• **Data in this exercise**:
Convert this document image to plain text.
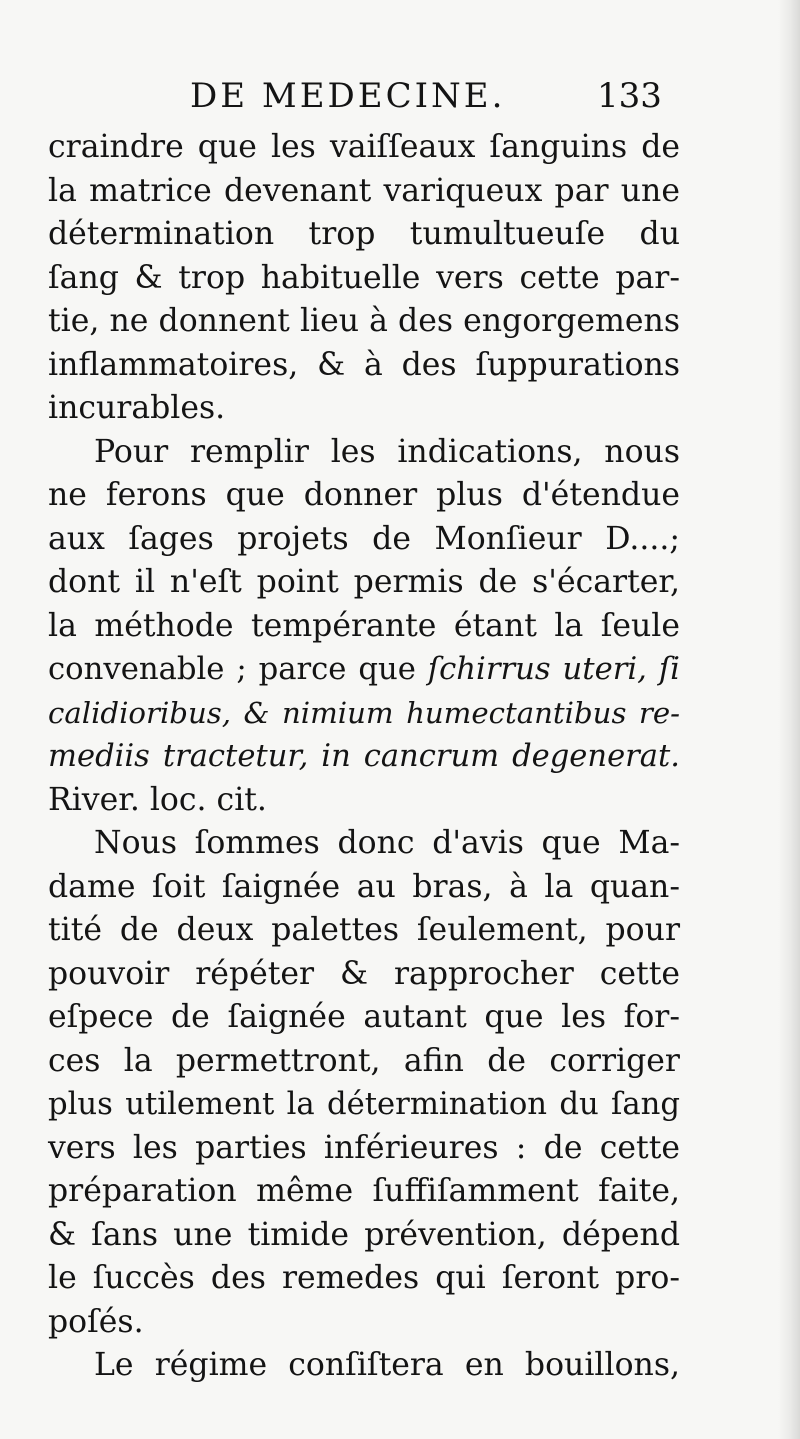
DE MEDECINE.	133
craindre que les vaiſſeaux ſanguins de
la matrice devenant variqueux par une
détermination trop tumultueuſe du
ſang & trop habituelle vers cette par-
tie, ne donnent lieu à des engorgemens
inflammatoires, & à des ſuppurations
incurables.
Pour remplir les indications, nous
ne ferons que donner plus d'étendue
aux ſages projets de Monſieur D....;
dont il n'eſt point permis de s'écarter,
la méthode tempérante étant la ſeule
convenable ; parce que ſchirrus uteri, ſi
calidioribus, & nimium humectantibus re-
mediis tractetur, in cancrum degenerat.
River. loc. cit.
Nous ſommes donc d'avis que Ma-
dame ſoit ſaignée au bras, à la quan-
tité de deux palettes ſeulement, pour
pouvoir répéter & rapprocher cette
eſpece de ſaignée autant que les for-
ces la permettront, afin de corriger
plus utilement la détermination du ſang
vers les parties inférieures : de cette
préparation même ſuffiſamment faite,
& ſans une timide prévention, dépend
le ſuccès des remedes qui ſeront pro-
poſés.
Le régime conſiſtera en bouillons,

• **Directions for this task**: Work out how many lines of the listing above include the word "trop". Report only the number.

• **Finished task**: 2